Set task
Give the number of lines in this listing that contain the word "tillater", and nothing else.

Saved entries

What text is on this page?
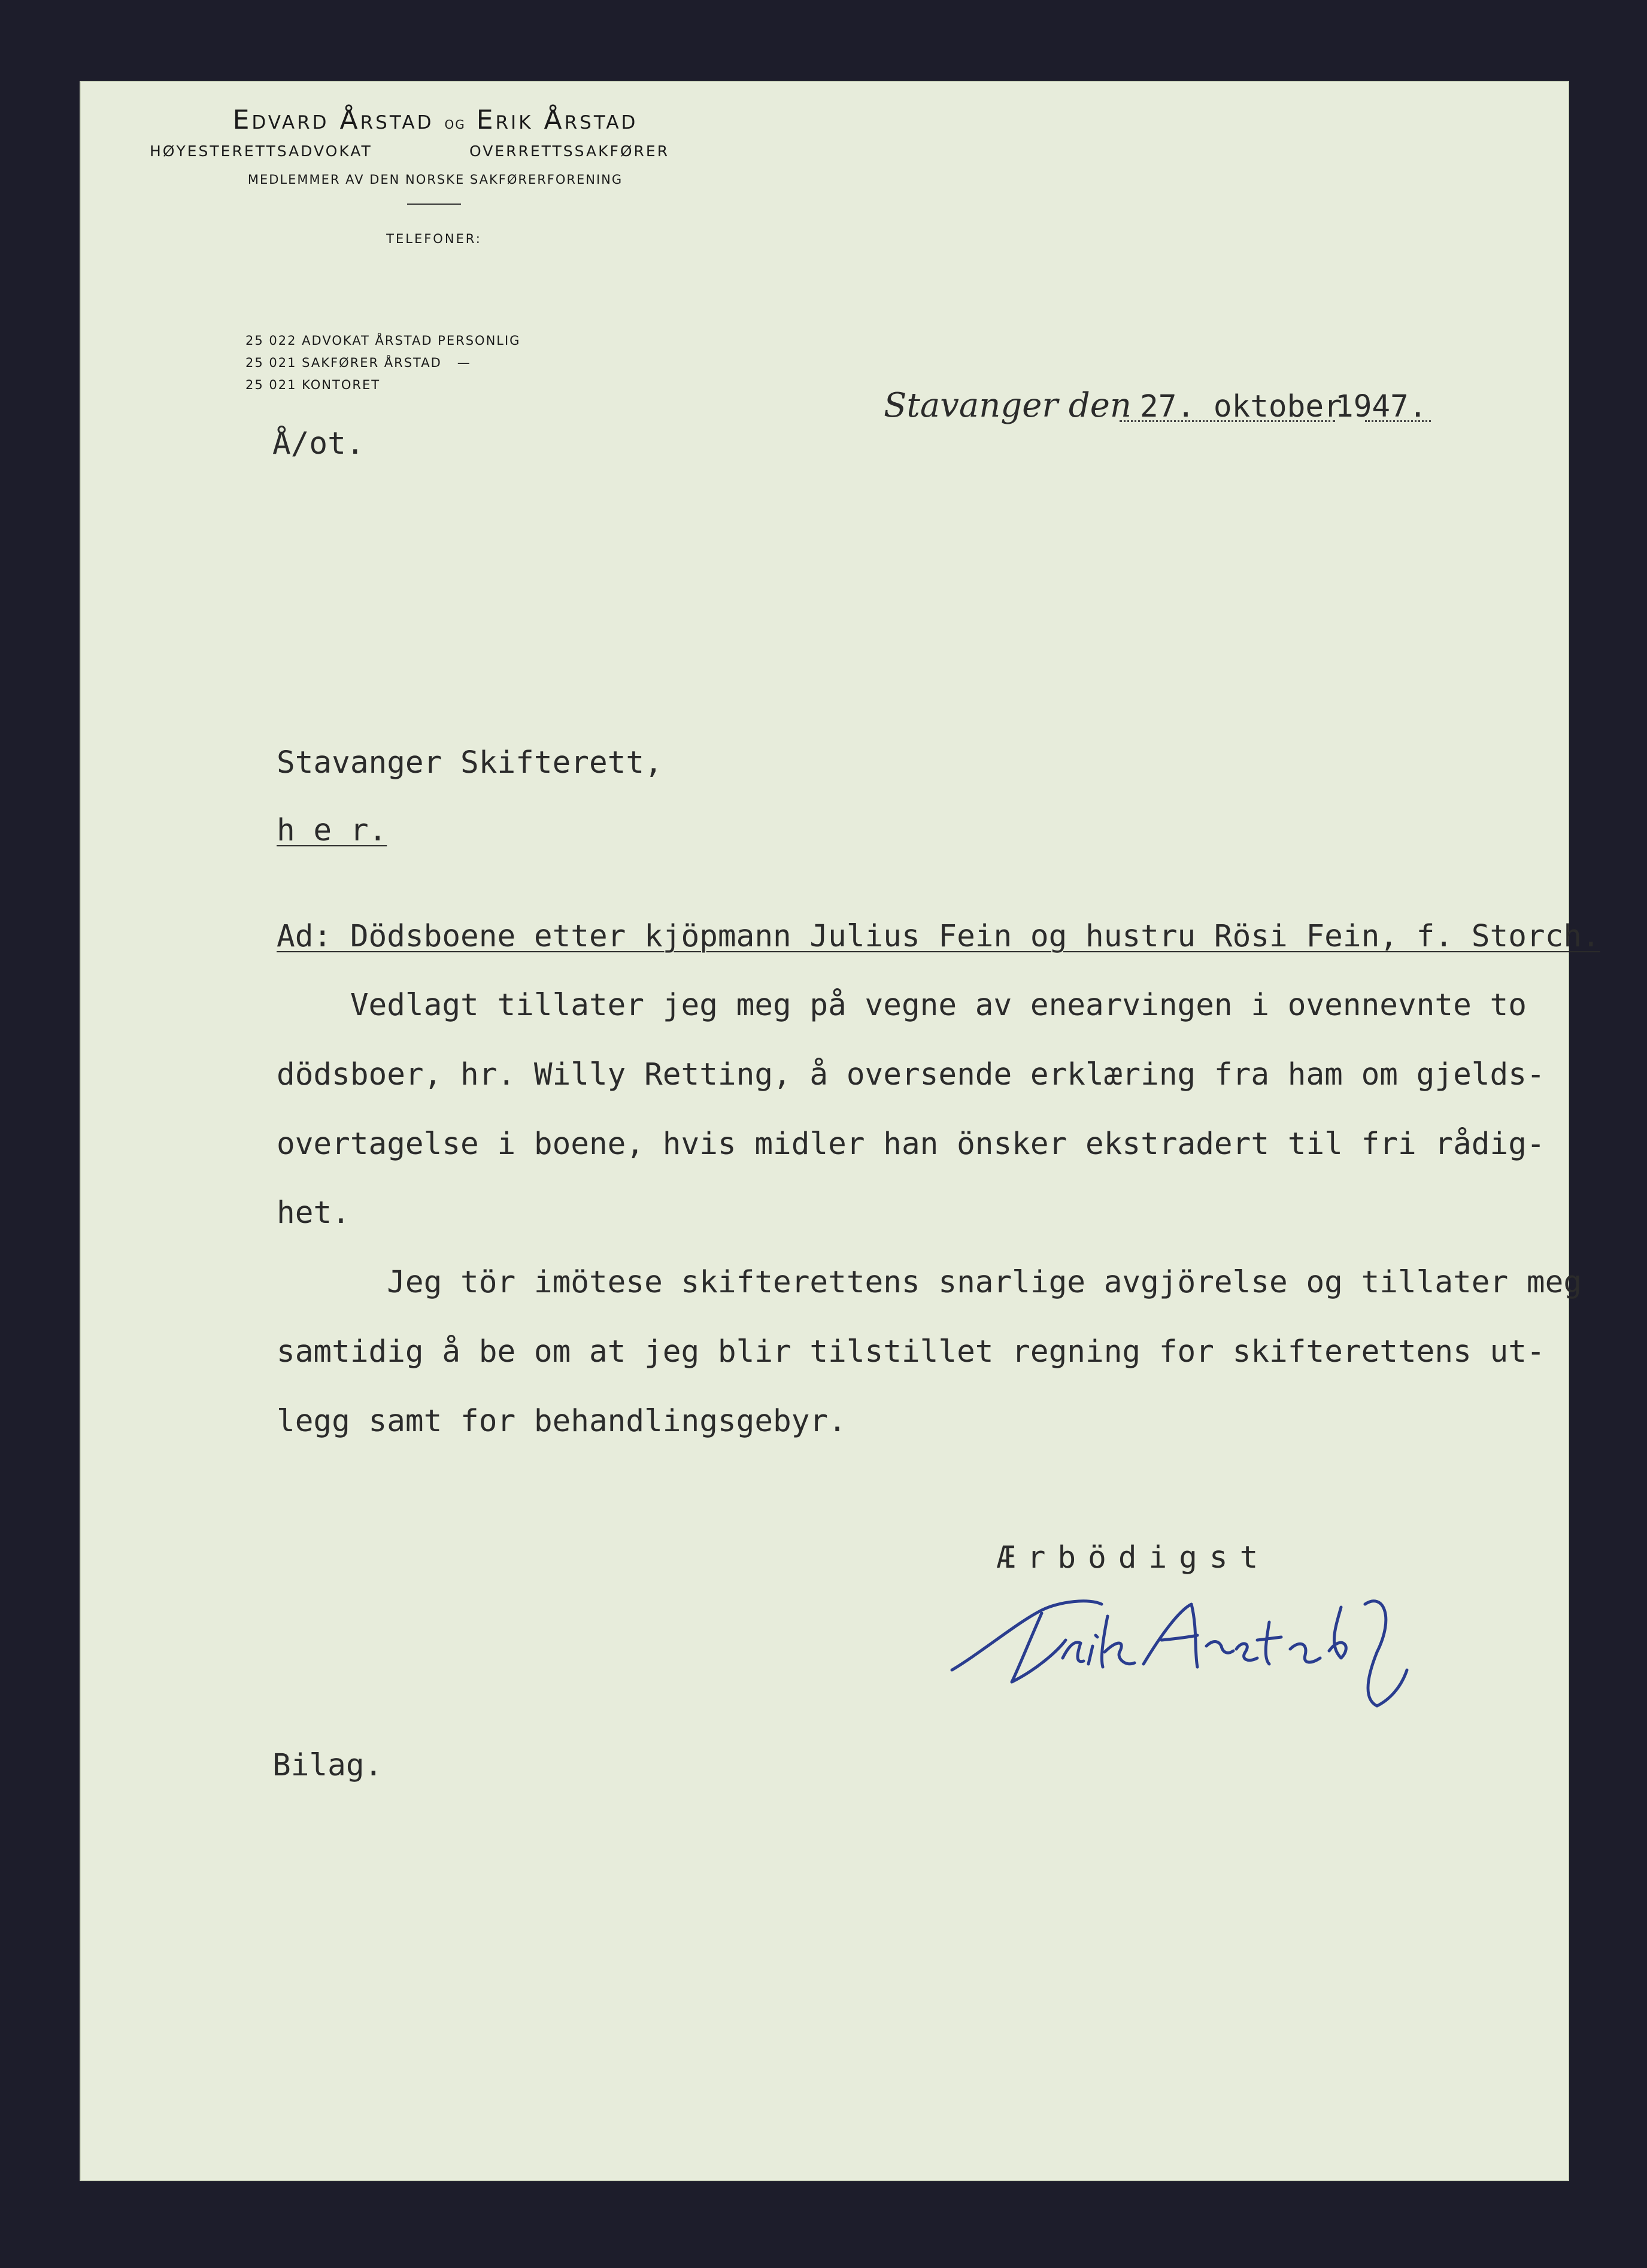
Edvard Årstad og Erik Årstad
HØYESTERETTSADVOKAT	OVERRETTSSAKFØRER
MEDLEMMER AV DEN NORSKE SAKFØRERFORENING
TELEFONER:
25 022 ADVOKAT ÅRSTAD PERSONLIG
25 021 SAKFØRER ÅRSTAD   —
25 021 KONTORET
Stavanger den 27. oktober
1947.
Å/ot.
Stavanger Skifterett,
h e r.
Ad: Dödsboene etter kjöpmann Julius Fein og hustru Rösi Fein, f. Storch.
Vedlagt tillater jeg meg på vegne av enearvingen i ovennevnte to
dödsboer, hr. Willy Retting, å oversende erklæring fra ham om gjelds-
overtagelse i boene, hvis midler han önsker ekstradert til fri rådig-
het.
Jeg tör imötese skifterettens snarlige avgjörelse og tillater meg
samtidig å be om at jeg blir tilstillet regning for skifterettens ut-
legg samt for behandlingsgebyr.
Ærbödigst
Bilag.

Final result
2